--- start of Input material ---
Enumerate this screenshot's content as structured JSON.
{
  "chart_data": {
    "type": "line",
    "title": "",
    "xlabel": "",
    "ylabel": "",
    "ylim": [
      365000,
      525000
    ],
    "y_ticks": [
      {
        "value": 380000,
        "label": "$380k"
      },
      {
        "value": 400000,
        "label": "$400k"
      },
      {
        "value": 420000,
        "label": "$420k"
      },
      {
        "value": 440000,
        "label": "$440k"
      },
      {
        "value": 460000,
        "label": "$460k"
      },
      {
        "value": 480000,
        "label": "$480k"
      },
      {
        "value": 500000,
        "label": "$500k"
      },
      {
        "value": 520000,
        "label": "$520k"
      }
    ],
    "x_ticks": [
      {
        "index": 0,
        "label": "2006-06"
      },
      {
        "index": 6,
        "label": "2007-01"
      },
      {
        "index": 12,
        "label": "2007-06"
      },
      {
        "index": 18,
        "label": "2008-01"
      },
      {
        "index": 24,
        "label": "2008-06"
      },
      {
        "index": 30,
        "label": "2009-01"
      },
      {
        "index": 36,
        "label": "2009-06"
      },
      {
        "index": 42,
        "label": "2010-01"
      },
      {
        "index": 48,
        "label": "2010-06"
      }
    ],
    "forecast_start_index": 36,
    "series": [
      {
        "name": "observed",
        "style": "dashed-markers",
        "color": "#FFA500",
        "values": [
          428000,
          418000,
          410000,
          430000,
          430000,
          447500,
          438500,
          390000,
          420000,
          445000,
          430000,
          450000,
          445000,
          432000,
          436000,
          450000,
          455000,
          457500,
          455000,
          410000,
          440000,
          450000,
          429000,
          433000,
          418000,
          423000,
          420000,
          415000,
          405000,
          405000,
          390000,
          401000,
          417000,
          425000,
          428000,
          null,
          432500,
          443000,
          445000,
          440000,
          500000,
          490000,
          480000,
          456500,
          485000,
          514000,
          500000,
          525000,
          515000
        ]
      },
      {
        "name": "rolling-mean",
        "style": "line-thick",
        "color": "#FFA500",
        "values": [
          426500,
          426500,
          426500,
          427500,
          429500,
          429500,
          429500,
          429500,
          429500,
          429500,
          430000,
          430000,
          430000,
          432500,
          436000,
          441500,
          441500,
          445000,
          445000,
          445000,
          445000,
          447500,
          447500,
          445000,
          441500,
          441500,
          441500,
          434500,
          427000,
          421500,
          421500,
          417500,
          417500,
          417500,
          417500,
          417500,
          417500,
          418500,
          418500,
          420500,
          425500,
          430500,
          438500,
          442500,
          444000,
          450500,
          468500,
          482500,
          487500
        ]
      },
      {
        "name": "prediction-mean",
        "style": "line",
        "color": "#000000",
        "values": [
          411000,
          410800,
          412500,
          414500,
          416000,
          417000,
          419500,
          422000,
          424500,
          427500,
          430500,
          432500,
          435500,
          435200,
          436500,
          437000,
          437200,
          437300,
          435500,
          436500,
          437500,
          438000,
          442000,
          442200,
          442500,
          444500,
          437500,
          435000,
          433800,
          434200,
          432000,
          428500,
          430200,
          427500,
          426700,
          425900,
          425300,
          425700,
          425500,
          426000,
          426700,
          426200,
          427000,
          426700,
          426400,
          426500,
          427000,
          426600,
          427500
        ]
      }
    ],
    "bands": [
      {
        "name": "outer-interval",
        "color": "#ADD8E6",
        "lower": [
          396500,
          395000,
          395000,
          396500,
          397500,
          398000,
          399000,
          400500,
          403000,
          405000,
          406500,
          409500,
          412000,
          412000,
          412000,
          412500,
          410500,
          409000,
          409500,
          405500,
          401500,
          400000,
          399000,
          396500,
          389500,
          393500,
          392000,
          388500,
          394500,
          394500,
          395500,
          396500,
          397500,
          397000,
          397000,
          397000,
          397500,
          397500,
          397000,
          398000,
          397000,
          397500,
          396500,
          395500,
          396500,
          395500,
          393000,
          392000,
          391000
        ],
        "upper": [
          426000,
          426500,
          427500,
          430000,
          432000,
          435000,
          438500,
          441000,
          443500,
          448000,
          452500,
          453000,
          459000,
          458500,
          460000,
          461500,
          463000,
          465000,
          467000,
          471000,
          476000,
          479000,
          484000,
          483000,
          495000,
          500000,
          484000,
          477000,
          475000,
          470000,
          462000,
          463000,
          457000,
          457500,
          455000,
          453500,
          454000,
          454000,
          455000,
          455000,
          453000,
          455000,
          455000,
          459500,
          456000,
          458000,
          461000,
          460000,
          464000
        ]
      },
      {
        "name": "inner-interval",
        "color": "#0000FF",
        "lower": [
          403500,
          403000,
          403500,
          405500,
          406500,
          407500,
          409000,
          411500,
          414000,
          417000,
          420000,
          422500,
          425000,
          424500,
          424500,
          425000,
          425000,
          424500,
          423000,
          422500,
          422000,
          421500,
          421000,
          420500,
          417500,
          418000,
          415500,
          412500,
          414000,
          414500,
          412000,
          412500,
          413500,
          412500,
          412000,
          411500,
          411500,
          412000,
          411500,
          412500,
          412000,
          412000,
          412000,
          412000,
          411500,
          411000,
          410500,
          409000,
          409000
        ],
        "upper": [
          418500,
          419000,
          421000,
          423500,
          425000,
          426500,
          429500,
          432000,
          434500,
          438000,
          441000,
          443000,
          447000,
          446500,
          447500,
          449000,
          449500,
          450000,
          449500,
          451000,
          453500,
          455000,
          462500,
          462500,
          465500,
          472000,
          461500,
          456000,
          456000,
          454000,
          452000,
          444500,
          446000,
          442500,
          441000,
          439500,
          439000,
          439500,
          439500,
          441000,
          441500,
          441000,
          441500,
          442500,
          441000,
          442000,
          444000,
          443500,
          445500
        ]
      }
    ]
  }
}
--- end of Input material ---
▶ _What is required_
Check each line of the entries above for the word "mean". List the ones that have it.

▶ _Output below_
        "name": "rolling-mean",
        "name": "prediction-mean",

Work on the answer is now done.